Excerpt from a dataset:
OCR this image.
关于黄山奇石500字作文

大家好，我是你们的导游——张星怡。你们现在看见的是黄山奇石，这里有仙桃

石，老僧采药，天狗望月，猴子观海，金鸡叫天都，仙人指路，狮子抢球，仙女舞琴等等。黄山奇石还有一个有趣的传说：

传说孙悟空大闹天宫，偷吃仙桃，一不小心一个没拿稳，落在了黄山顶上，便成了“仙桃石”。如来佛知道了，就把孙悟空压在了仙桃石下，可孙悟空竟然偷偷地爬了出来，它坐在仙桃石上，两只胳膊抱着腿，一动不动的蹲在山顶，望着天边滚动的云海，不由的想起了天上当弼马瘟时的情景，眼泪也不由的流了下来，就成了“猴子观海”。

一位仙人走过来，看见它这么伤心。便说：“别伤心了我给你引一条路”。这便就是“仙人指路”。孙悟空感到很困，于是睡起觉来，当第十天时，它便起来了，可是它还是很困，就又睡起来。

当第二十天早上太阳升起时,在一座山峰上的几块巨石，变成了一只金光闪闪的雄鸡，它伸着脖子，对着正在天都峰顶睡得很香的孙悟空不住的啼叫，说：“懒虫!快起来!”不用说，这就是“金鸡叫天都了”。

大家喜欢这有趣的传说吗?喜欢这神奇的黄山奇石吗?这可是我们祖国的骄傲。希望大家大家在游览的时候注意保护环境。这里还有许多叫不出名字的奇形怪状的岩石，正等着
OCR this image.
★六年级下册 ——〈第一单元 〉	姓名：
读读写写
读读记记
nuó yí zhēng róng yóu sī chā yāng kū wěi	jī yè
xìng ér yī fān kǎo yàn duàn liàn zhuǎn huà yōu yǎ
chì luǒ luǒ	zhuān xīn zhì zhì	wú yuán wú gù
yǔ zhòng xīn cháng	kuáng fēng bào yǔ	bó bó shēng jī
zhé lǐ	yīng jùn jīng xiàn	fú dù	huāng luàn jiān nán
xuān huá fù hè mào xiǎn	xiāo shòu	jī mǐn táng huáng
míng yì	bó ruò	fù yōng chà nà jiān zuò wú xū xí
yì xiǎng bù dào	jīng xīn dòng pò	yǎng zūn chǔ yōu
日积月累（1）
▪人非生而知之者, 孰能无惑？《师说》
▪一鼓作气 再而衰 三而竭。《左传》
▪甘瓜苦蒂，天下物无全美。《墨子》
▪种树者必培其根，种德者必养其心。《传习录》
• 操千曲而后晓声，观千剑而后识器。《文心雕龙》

DIRECTIONS: Retype the listing exactly, in full.

FINAL ANSWER:
OCR this image.
关于黄山奇石500字作文

大家好，我是你们的导游——张星怡。你们现在看见的是黄山奇石，这里有仙桃

石，老僧采药，天狗望月，猴子观海，金鸡叫天都，仙人指路，狮子抢球，仙女舞琴等等。黄山奇石还有一个有趣的传说：

传说孙悟空大闹天宫，偷吃仙桃，一不小心一个没拿稳，落在了黄山顶上，便成了“仙桃石”。如来佛知道了，就把孙悟空压在了仙桃石下，可孙悟空竟然偷偷地爬了出来，它坐在仙桃石上，两只胳膊抱着腿，一动不动的蹲在山顶，望着天边滚动的云海，不由的想起了天上当弼马瘟时的情景，眼泪也不由的流了下来，就成了“猴子观海”。

一位仙人走过来，看见它这么伤心。便说：“别伤心了我给你引一条路”。这便就是“仙人指路”。孙悟空感到很困，于是睡起觉来，当第十天时，它便起来了，可是它还是很困，就又睡起来。

当第二十天早上太阳升起时,在一座山峰上的几块巨石，变成了一只金光闪闪的雄鸡，它伸着脖子，对着正在天都峰顶睡得很香的孙悟空不住的啼叫，说：“懒虫!快起来!”不用说，这就是“金鸡叫天都了”。

大家喜欢这有趣的传说吗?喜欢这神奇的黄山奇石吗?这可是我们祖国的骄傲。希望大家大家在游览的时候注意保护环境。这里还有许多叫不出名字的奇形怪状的岩石，正等着
OCR this image.
★六年级下册 ——〈第一单元 〉	姓名：
读读写写
读读记记
nuó yí zhēng róng yóu sī chā yāng kū wěi	jī yè
xìng ér yī fān kǎo yàn duàn liàn zhuǎn huà yōu yǎ
chì luǒ luǒ	zhuān xīn zhì zhì	wú yuán wú gù
yǔ zhòng xīn cháng	kuáng fēng bào yǔ	bó bó shēng jī
zhé lǐ	yīng jùn jīng xiàn	fú dù	huāng luàn jiān nán
xuān huá fù hè mào xiǎn	xiāo shòu	jī mǐn táng huáng
míng yì	bó ruò	fù yōng chà nà jiān zuò wú xū xí
yì xiǎng bù dào	jīng xīn dòng pò	yǎng zūn chǔ yōu
日积月累（1）
▪人非生而知之者, 孰能无惑？《师说》
▪一鼓作气 再而衰 三而竭。《左传》
▪甘瓜苦蒂，天下物无全美。《墨子》
▪种树者必培其根，种德者必养其心。《传习录》
• 操千曲而后晓声，观千剑而后识器。《文心雕龙》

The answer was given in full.